## Begin Dataset records
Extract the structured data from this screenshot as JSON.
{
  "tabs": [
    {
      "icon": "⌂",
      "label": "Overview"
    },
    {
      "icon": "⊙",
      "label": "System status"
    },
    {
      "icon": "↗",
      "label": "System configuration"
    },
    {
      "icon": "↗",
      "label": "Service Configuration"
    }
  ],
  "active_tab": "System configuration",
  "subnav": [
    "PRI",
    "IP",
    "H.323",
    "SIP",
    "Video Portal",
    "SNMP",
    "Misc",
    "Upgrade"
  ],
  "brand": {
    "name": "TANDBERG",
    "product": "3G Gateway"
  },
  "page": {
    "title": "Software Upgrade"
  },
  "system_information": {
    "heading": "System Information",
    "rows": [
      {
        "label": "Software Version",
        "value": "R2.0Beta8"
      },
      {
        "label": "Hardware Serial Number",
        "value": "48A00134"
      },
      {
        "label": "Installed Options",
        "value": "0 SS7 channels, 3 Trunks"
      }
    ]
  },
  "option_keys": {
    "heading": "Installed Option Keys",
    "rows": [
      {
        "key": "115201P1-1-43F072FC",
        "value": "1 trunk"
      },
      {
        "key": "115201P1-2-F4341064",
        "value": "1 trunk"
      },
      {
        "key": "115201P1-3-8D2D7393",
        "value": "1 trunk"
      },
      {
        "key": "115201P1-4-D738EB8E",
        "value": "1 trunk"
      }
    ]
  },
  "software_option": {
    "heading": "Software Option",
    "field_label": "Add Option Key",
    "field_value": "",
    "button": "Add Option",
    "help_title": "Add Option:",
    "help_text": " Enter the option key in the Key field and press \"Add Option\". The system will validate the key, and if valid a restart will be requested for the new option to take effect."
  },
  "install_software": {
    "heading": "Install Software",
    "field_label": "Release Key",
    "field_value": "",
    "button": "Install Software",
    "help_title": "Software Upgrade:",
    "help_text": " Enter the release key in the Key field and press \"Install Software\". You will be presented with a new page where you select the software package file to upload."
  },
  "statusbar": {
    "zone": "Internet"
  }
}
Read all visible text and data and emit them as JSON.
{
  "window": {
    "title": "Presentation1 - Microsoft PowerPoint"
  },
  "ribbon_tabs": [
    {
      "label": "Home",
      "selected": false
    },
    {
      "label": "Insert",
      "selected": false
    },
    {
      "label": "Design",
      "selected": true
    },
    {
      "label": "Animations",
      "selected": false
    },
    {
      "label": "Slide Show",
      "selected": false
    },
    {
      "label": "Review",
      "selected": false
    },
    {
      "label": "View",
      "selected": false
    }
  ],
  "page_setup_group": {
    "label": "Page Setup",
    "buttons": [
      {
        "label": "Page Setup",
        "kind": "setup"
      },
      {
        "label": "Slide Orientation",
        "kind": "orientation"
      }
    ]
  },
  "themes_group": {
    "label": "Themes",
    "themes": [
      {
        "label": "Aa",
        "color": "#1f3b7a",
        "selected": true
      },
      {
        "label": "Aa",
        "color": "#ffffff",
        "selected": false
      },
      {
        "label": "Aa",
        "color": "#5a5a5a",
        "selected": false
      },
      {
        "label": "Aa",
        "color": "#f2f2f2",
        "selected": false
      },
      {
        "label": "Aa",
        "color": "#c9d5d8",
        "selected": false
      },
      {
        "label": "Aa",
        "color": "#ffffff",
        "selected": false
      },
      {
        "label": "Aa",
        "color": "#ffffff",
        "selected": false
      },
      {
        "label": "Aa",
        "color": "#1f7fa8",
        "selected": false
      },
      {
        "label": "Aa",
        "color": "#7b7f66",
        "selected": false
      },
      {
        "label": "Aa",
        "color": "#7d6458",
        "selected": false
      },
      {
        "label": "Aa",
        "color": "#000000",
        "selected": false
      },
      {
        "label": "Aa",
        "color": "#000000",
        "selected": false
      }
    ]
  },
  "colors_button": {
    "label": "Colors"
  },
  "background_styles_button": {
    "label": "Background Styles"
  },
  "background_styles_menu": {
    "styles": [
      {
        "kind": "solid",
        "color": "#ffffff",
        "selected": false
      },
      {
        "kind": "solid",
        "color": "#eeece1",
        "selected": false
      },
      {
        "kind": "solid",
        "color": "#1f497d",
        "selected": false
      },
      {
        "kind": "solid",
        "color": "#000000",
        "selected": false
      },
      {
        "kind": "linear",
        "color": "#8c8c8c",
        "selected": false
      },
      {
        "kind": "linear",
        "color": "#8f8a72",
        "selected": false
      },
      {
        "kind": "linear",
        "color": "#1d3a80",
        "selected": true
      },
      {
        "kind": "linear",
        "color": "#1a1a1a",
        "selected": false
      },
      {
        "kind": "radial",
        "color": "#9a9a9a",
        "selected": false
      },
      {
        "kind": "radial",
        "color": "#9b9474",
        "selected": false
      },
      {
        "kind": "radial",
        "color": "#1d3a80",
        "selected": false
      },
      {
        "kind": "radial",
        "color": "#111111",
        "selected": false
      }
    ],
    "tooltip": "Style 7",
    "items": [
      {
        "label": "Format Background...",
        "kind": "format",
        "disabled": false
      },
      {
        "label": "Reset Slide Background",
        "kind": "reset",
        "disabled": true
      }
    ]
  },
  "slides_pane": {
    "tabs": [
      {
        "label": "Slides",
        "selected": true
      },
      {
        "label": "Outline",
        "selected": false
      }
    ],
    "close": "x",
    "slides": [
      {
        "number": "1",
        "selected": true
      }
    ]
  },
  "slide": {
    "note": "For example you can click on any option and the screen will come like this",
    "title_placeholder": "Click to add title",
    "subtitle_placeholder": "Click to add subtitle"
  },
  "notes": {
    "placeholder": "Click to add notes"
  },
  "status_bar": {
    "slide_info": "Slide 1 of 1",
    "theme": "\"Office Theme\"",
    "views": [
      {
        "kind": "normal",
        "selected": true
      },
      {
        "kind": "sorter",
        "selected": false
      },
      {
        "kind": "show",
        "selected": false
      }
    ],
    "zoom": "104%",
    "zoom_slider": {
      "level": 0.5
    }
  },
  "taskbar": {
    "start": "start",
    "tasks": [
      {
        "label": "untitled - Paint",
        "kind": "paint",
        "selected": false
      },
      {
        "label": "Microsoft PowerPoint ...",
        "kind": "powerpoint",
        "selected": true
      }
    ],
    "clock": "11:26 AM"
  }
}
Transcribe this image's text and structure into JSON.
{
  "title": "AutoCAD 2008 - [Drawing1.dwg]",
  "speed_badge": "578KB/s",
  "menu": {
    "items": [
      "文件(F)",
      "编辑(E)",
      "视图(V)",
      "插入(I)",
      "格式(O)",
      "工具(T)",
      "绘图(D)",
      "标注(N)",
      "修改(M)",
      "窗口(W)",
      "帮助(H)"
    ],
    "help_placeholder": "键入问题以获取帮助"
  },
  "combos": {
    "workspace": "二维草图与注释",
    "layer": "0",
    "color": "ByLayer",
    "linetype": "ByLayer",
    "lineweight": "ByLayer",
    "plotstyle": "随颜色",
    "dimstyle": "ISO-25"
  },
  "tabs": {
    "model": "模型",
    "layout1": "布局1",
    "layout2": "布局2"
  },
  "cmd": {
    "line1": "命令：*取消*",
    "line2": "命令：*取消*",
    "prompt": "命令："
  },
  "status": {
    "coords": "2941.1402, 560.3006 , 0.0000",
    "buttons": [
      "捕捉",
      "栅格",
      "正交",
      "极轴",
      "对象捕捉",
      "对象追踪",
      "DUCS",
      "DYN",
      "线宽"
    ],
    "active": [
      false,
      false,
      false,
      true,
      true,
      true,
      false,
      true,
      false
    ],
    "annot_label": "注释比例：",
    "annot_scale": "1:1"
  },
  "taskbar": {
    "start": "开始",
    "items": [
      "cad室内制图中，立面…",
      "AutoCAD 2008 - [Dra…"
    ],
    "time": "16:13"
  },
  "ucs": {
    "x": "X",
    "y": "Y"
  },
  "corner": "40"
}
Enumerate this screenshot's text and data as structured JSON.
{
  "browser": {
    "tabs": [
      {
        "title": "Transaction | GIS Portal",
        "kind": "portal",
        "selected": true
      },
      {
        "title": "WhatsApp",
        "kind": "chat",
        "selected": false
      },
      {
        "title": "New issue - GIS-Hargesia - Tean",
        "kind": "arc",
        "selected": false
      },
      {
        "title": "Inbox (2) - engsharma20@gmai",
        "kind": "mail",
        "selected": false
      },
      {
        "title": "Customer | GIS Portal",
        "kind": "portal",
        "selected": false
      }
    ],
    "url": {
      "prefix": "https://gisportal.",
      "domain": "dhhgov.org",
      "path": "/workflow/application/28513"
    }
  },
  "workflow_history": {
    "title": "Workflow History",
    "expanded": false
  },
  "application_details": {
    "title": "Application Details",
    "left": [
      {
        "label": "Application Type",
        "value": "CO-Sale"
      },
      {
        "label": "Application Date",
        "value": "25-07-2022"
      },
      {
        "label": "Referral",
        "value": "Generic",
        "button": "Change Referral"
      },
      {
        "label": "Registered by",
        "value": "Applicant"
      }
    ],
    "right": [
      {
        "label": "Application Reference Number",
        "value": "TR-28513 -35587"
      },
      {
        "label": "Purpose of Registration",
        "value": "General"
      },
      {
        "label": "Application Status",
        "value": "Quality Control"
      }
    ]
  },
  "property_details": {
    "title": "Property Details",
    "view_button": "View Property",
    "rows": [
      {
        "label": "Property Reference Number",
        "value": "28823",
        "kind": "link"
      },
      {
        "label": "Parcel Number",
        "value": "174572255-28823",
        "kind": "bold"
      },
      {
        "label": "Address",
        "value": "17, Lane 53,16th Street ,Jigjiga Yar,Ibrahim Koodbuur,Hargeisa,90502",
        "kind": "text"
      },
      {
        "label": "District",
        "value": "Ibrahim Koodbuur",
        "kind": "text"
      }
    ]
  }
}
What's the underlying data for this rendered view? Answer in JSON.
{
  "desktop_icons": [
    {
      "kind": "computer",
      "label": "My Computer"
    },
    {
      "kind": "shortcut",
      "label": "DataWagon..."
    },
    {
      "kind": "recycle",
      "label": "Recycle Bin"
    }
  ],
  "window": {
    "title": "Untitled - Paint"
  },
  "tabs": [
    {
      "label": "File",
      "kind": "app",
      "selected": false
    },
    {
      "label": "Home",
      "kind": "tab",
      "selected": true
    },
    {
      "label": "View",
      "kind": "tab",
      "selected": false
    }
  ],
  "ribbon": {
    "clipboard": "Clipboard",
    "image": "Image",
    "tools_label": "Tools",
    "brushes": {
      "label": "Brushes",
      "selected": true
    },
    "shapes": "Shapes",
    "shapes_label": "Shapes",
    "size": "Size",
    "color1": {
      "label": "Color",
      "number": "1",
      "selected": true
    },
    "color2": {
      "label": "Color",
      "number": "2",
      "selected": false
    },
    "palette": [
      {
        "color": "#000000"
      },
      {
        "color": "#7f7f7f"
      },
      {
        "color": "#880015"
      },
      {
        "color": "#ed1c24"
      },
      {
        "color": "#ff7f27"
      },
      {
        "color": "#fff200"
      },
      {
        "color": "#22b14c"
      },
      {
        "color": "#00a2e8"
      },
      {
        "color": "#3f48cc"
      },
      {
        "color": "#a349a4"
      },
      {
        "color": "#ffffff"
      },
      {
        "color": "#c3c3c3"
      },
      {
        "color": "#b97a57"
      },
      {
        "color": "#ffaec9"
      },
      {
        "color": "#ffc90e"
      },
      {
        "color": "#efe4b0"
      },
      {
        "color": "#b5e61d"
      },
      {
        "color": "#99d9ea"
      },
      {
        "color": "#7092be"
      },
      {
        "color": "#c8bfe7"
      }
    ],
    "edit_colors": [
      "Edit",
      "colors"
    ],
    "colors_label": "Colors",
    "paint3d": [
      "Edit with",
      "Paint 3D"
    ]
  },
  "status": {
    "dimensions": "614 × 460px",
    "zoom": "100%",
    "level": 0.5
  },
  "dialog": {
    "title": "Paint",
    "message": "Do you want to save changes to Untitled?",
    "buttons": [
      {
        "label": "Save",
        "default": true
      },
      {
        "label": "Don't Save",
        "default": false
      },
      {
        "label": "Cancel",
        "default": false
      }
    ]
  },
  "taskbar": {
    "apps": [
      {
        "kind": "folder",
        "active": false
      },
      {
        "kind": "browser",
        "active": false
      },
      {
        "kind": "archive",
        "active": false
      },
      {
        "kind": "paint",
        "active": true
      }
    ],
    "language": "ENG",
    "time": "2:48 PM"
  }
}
## End Dataset records
**Stated exercise**:
Identify the lines of the entries containing the string "notes". Copy each such line.

**Solution for this exercise**:
  "notes": {
    "placeholder": "Click to add notes"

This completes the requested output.